BEGIN MATERIAL PROVIDED
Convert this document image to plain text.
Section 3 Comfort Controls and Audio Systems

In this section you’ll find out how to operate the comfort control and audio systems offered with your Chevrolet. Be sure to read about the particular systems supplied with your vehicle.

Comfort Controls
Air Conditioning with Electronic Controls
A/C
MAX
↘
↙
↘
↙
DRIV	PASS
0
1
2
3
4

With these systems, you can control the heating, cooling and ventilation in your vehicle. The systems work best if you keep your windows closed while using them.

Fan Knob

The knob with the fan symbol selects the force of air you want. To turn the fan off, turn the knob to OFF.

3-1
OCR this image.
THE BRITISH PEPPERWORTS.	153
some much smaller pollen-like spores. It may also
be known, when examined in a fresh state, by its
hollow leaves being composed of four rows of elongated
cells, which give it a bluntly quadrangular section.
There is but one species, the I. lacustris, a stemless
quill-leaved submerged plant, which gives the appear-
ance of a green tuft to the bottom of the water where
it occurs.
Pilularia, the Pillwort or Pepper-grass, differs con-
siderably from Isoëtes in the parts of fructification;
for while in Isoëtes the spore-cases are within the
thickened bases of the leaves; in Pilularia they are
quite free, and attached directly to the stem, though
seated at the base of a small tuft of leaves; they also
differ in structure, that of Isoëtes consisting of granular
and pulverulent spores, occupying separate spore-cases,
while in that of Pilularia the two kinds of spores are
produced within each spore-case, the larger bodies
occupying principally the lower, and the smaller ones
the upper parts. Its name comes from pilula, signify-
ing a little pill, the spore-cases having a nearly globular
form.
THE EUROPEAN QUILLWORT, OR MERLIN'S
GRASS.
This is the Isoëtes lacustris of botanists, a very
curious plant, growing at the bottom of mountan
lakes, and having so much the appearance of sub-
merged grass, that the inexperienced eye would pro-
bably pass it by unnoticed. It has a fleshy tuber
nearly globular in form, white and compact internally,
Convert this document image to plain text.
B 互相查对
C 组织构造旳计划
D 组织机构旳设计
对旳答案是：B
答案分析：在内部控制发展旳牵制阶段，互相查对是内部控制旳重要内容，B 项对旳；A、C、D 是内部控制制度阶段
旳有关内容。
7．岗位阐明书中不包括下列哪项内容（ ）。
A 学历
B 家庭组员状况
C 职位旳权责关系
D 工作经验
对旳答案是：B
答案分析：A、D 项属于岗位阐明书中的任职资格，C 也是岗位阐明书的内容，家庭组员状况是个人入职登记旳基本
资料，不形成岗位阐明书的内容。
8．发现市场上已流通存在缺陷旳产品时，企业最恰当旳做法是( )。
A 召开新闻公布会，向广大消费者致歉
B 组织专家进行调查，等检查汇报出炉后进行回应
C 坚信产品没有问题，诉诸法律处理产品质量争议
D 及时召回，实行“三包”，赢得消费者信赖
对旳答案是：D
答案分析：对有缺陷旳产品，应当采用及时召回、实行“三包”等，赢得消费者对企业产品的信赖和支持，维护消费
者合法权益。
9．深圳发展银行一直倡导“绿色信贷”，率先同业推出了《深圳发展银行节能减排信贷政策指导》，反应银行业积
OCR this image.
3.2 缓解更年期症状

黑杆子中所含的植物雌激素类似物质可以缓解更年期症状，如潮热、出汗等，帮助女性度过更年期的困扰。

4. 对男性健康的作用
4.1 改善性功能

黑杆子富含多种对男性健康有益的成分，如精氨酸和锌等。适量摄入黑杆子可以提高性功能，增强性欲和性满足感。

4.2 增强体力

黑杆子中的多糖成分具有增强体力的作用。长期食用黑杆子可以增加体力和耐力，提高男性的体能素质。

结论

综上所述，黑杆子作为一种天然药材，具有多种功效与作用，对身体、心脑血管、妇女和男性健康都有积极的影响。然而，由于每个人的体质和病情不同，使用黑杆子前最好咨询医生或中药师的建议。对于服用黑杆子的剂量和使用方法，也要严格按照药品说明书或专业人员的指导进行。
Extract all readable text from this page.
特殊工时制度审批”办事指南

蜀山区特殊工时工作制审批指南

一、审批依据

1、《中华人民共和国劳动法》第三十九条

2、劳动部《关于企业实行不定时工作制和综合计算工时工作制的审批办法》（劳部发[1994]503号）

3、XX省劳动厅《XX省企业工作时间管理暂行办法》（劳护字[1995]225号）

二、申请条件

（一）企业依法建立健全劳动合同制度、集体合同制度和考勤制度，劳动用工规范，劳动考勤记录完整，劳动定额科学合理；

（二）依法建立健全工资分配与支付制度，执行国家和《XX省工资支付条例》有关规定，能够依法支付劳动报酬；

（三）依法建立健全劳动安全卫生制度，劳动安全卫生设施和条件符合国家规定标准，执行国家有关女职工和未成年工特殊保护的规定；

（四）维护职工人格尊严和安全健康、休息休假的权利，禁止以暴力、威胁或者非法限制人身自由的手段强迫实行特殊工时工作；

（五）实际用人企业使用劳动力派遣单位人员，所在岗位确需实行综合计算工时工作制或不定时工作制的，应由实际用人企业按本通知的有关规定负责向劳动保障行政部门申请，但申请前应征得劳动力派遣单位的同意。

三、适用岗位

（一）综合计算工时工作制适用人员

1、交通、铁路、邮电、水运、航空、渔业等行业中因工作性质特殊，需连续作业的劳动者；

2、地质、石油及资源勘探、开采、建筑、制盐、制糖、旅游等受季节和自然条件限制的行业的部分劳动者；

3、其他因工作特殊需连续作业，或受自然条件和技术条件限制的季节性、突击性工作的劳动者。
END MATERIAL PROVIDED
= CHALLENGE =
Every entry above needs to be quoted exactly.

= TASK ANSWER =
Convert this document image to plain text.
Section 3 Comfort Controls and Audio Systems

In this section you’ll find out how to operate the comfort control and audio systems offered with your Chevrolet. Be sure to read about the particular systems supplied with your vehicle.

Comfort Controls
Air Conditioning with Electronic Controls
A/C
MAX
↘
↙
↘
↙
DRIV	PASS
0
1
2
3
4

With these systems, you can control the heating, cooling and ventilation in your vehicle. The systems work best if you keep your windows closed while using them.

Fan Knob

The knob with the fan symbol selects the force of air you want. To turn the fan off, turn the knob to OFF.

3-1
OCR this image.
THE BRITISH PEPPERWORTS.	153
some much smaller pollen-like spores. It may also
be known, when examined in a fresh state, by its
hollow leaves being composed of four rows of elongated
cells, which give it a bluntly quadrangular section.
There is but one species, the I. lacustris, a stemless
quill-leaved submerged plant, which gives the appear-
ance of a green tuft to the bottom of the water where
it occurs.
Pilularia, the Pillwort or Pepper-grass, differs con-
siderably from Isoëtes in the parts of fructification;
for while in Isoëtes the spore-cases are within the
thickened bases of the leaves; in Pilularia they are
quite free, and attached directly to the stem, though
seated at the base of a small tuft of leaves; they also
differ in structure, that of Isoëtes consisting of granular
and pulverulent spores, occupying separate spore-cases,
while in that of Pilularia the two kinds of spores are
produced within each spore-case, the larger bodies
occupying principally the lower, and the smaller ones
the upper parts. Its name comes from pilula, signify-
ing a little pill, the spore-cases having a nearly globular
form.
THE EUROPEAN QUILLWORT, OR MERLIN'S
GRASS.
This is the Isoëtes lacustris of botanists, a very
curious plant, growing at the bottom of mountan
lakes, and having so much the appearance of sub-
merged grass, that the inexperienced eye would pro-
bably pass it by unnoticed. It has a fleshy tuber
nearly globular in form, white and compact internally,
Convert this document image to plain text.
B 互相查对
C 组织构造旳计划
D 组织机构旳设计
对旳答案是：B
答案分析：在内部控制发展旳牵制阶段，互相查对是内部控制旳重要内容，B 项对旳；A、C、D 是内部控制制度阶段
旳有关内容。
7．岗位阐明书中不包括下列哪项内容（ ）。
A 学历
B 家庭组员状况
C 职位旳权责关系
D 工作经验
对旳答案是：B
答案分析：A、D 项属于岗位阐明书中的任职资格，C 也是岗位阐明书的内容，家庭组员状况是个人入职登记旳基本
资料，不形成岗位阐明书的内容。
8．发现市场上已流通存在缺陷旳产品时，企业最恰当旳做法是( )。
A 召开新闻公布会，向广大消费者致歉
B 组织专家进行调查，等检查汇报出炉后进行回应
C 坚信产品没有问题，诉诸法律处理产品质量争议
D 及时召回，实行“三包”，赢得消费者信赖
对旳答案是：D
答案分析：对有缺陷旳产品，应当采用及时召回、实行“三包”等，赢得消费者对企业产品的信赖和支持，维护消费
者合法权益。
9．深圳发展银行一直倡导“绿色信贷”，率先同业推出了《深圳发展银行节能减排信贷政策指导》，反应银行业积
OCR this image.
3.2 缓解更年期症状

黑杆子中所含的植物雌激素类似物质可以缓解更年期症状，如潮热、出汗等，帮助女性度过更年期的困扰。

4. 对男性健康的作用
4.1 改善性功能

黑杆子富含多种对男性健康有益的成分，如精氨酸和锌等。适量摄入黑杆子可以提高性功能，增强性欲和性满足感。

4.2 增强体力

黑杆子中的多糖成分具有增强体力的作用。长期食用黑杆子可以增加体力和耐力，提高男性的体能素质。

结论

综上所述，黑杆子作为一种天然药材，具有多种功效与作用，对身体、心脑血管、妇女和男性健康都有积极的影响。然而，由于每个人的体质和病情不同，使用黑杆子前最好咨询医生或中药师的建议。对于服用黑杆子的剂量和使用方法，也要严格按照药品说明书或专业人员的指导进行。
Extract all readable text from this page.
特殊工时制度审批”办事指南

蜀山区特殊工时工作制审批指南

一、审批依据

1、《中华人民共和国劳动法》第三十九条

2、劳动部《关于企业实行不定时工作制和综合计算工时工作制的审批办法》（劳部发[1994]503号）

3、XX省劳动厅《XX省企业工作时间管理暂行办法》（劳护字[1995]225号）

二、申请条件

（一）企业依法建立健全劳动合同制度、集体合同制度和考勤制度，劳动用工规范，劳动考勤记录完整，劳动定额科学合理；

（二）依法建立健全工资分配与支付制度，执行国家和《XX省工资支付条例》有关规定，能够依法支付劳动报酬；

（三）依法建立健全劳动安全卫生制度，劳动安全卫生设施和条件符合国家规定标准，执行国家有关女职工和未成年工特殊保护的规定；

（四）维护职工人格尊严和安全健康、休息休假的权利，禁止以暴力、威胁或者非法限制人身自由的手段强迫实行特殊工时工作；

（五）实际用人企业使用劳动力派遣单位人员，所在岗位确需实行综合计算工时工作制或不定时工作制的，应由实际用人企业按本通知的有关规定负责向劳动保障行政部门申请，但申请前应征得劳动力派遣单位的同意。

三、适用岗位

（一）综合计算工时工作制适用人员

1、交通、铁路、邮电、水运、航空、渔业等行业中因工作性质特殊，需连续作业的劳动者；

2、地质、石油及资源勘探、开采、建筑、制盐、制糖、旅游等受季节和自然条件限制的行业的部分劳动者；

3、其他因工作特殊需连续作业，或受自然条件和技术条件限制的季节性、突击性工作的劳动者。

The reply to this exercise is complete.